#### TASK DIRECTIONS
Single out each line with the word "this" and copy it.

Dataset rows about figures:

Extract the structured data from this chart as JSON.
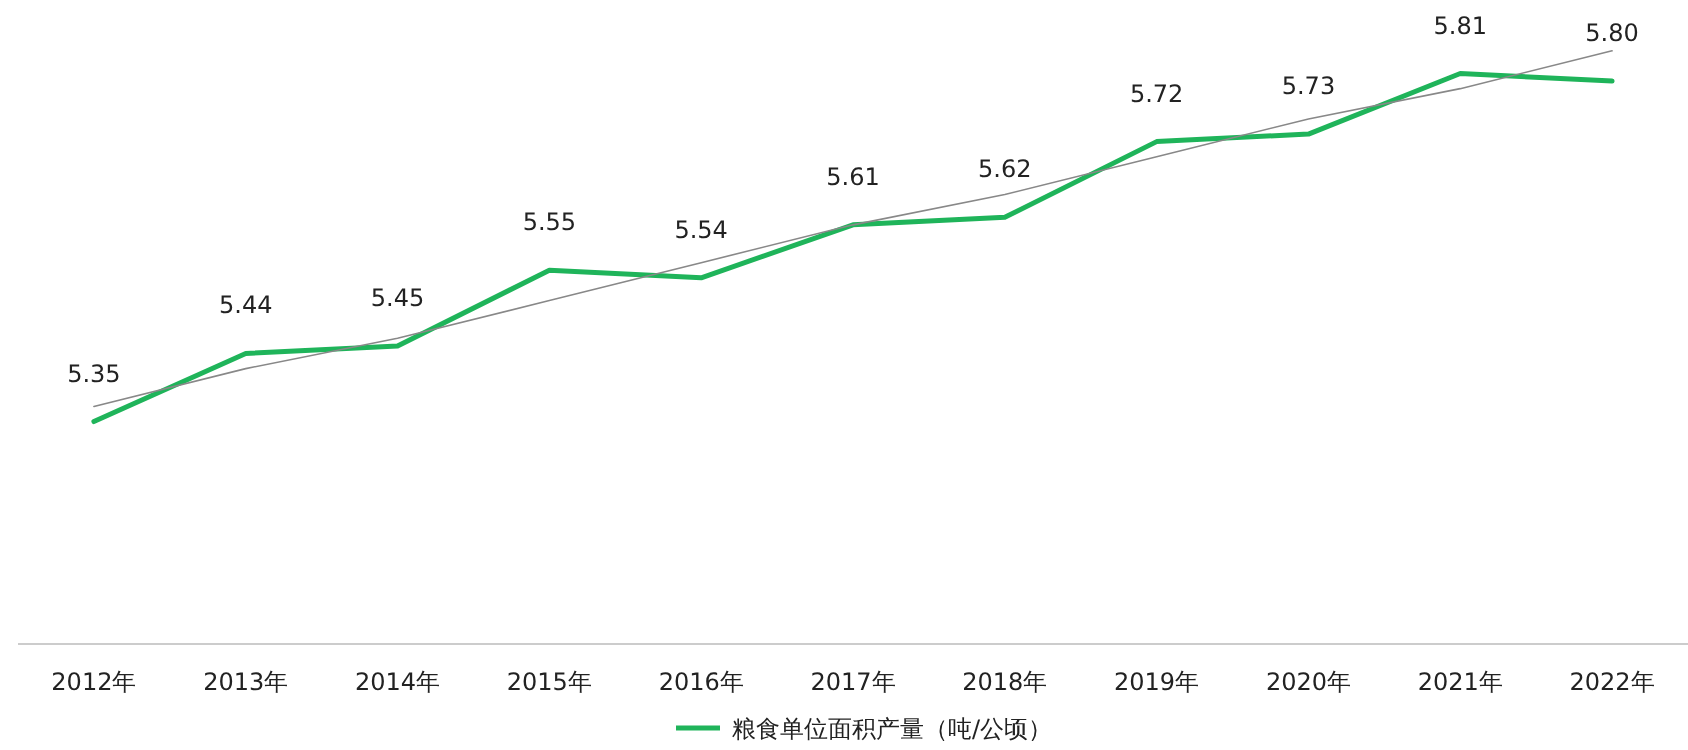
{
  "chart_data": {
    "type": "line",
    "categories": [
      "2012年",
      "2013年",
      "2014年",
      "2015年",
      "2016年",
      "2017年",
      "2018年",
      "2019年",
      "2020年",
      "2021年",
      "2022年"
    ],
    "series": [
      {
        "name": "粮食单位面积产量（吨/公顷）",
        "color": "#1fb45a",
        "values": [
          5.35,
          5.44,
          5.45,
          5.55,
          5.54,
          5.61,
          5.62,
          5.72,
          5.73,
          5.81,
          5.8
        ],
        "value_labels": [
          "5.35",
          "5.44",
          "5.45",
          "5.55",
          "5.54",
          "5.61",
          "5.62",
          "5.72",
          "5.73",
          "5.81",
          "5.80"
        ]
      },
      {
        "type": "line",
        "color": "#888888",
        "values": [
          5.37,
          5.42,
          5.46,
          5.51,
          5.56,
          5.61,
          5.65,
          5.7,
          5.75,
          5.79,
          5.84
        ]
      }
    ],
    "legend": "bottom",
    "grid": false
  }
}
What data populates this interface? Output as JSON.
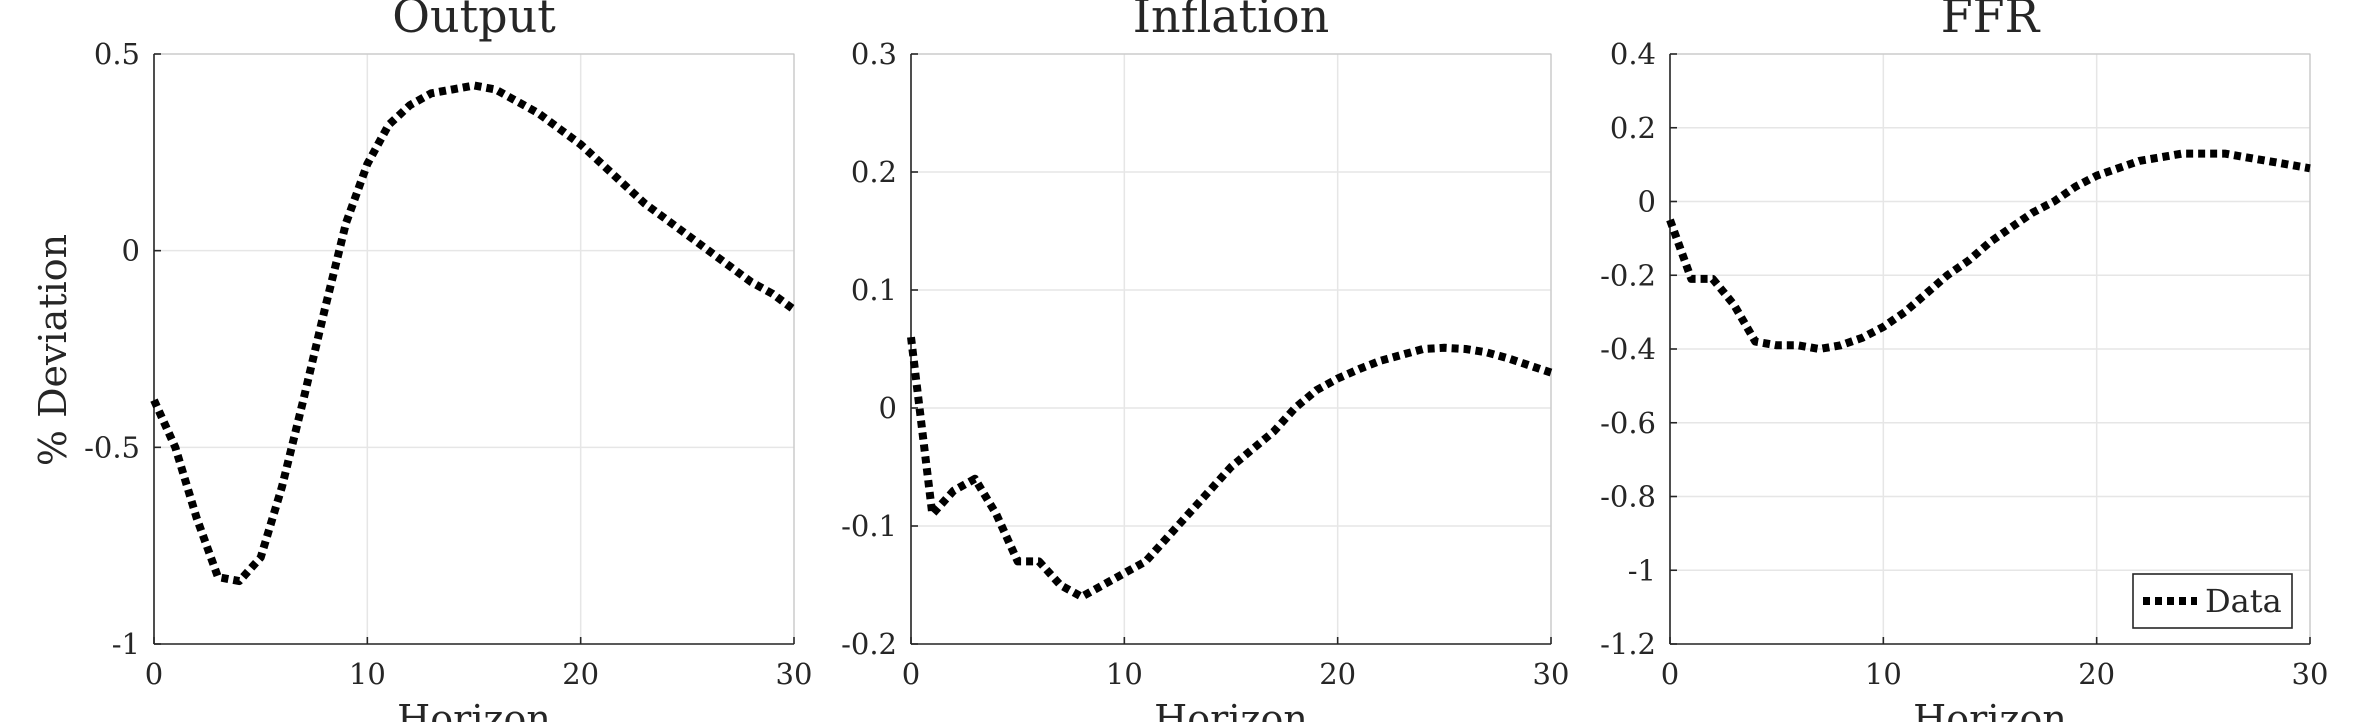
{
  "figure": {
    "ylabel": "% Deviation"
  },
  "legend": {
    "label": "Data",
    "placement": "bottom-right of third panel"
  },
  "colors": {
    "line": "#000000",
    "grid": "#e6e6e6",
    "axis": "#262626"
  },
  "chart_data": [
    {
      "type": "line",
      "title": "Output",
      "xlabel": "Horizon",
      "ylabel": "% Deviation",
      "xlim": [
        0,
        30
      ],
      "ylim": [
        -1,
        0.5
      ],
      "xticks": [
        "0",
        "10",
        "20",
        "30"
      ],
      "yticks": [
        "-1",
        "-0.5",
        "0",
        "0.5"
      ],
      "grid": true,
      "line_style": "dotted",
      "series": [
        {
          "name": "Data",
          "x": [
            0,
            1,
            2,
            3,
            4,
            5,
            6,
            7,
            8,
            9,
            10,
            11,
            12,
            13,
            14,
            15,
            16,
            17,
            18,
            19,
            20,
            21,
            22,
            23,
            24,
            25,
            26,
            27,
            28,
            29,
            30
          ],
          "y": [
            -0.38,
            -0.5,
            -0.68,
            -0.83,
            -0.84,
            -0.78,
            -0.6,
            -0.38,
            -0.15,
            0.07,
            0.22,
            0.32,
            0.37,
            0.4,
            0.41,
            0.42,
            0.41,
            0.38,
            0.35,
            0.31,
            0.27,
            0.22,
            0.17,
            0.12,
            0.08,
            0.04,
            0.0,
            -0.04,
            -0.08,
            -0.11,
            -0.15
          ]
        }
      ]
    },
    {
      "type": "line",
      "title": "Inflation",
      "xlabel": "Horizon",
      "xlim": [
        0,
        30
      ],
      "ylim": [
        -0.2,
        0.3
      ],
      "xticks": [
        "0",
        "10",
        "20",
        "30"
      ],
      "yticks": [
        "-0.2",
        "-0.1",
        "0",
        "0.1",
        "0.2",
        "0.3"
      ],
      "grid": true,
      "line_style": "dotted",
      "series": [
        {
          "name": "Data",
          "x": [
            0,
            1,
            2,
            3,
            4,
            5,
            6,
            7,
            8,
            9,
            10,
            11,
            12,
            13,
            14,
            15,
            16,
            17,
            18,
            19,
            20,
            21,
            22,
            23,
            24,
            25,
            26,
            27,
            28,
            29,
            30
          ],
          "y": [
            0.06,
            -0.09,
            -0.07,
            -0.06,
            -0.09,
            -0.13,
            -0.13,
            -0.15,
            -0.16,
            -0.15,
            -0.14,
            -0.13,
            -0.11,
            -0.09,
            -0.07,
            -0.05,
            -0.035,
            -0.02,
            0.0,
            0.015,
            0.025,
            0.033,
            0.04,
            0.045,
            0.05,
            0.051,
            0.05,
            0.047,
            0.042,
            0.036,
            0.03
          ]
        }
      ]
    },
    {
      "type": "line",
      "title": "FFR",
      "xlabel": "Horizon",
      "xlim": [
        0,
        30
      ],
      "ylim": [
        -1.2,
        0.4
      ],
      "xticks": [
        "0",
        "10",
        "20",
        "30"
      ],
      "yticks": [
        "-1.2",
        "-1",
        "-0.8",
        "-0.6",
        "-0.4",
        "-0.2",
        "0",
        "0.2",
        "0.4"
      ],
      "grid": true,
      "line_style": "dotted",
      "series": [
        {
          "name": "Data",
          "x": [
            0,
            1,
            2,
            3,
            4,
            5,
            6,
            7,
            8,
            9,
            10,
            11,
            12,
            13,
            14,
            15,
            16,
            17,
            18,
            19,
            20,
            21,
            22,
            23,
            24,
            25,
            26,
            27,
            28,
            29,
            30
          ],
          "y": [
            -0.05,
            -0.21,
            -0.21,
            -0.28,
            -0.38,
            -0.39,
            -0.39,
            -0.4,
            -0.39,
            -0.37,
            -0.34,
            -0.3,
            -0.25,
            -0.2,
            -0.16,
            -0.11,
            -0.07,
            -0.03,
            0.0,
            0.04,
            0.07,
            0.09,
            0.11,
            0.12,
            0.13,
            0.13,
            0.13,
            0.12,
            0.11,
            0.1,
            0.09
          ]
        }
      ]
    }
  ]
}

#### SOLUTION BELOW
Extract the structured data from this chart as JSON.
What data populates this interface? Output as JSON.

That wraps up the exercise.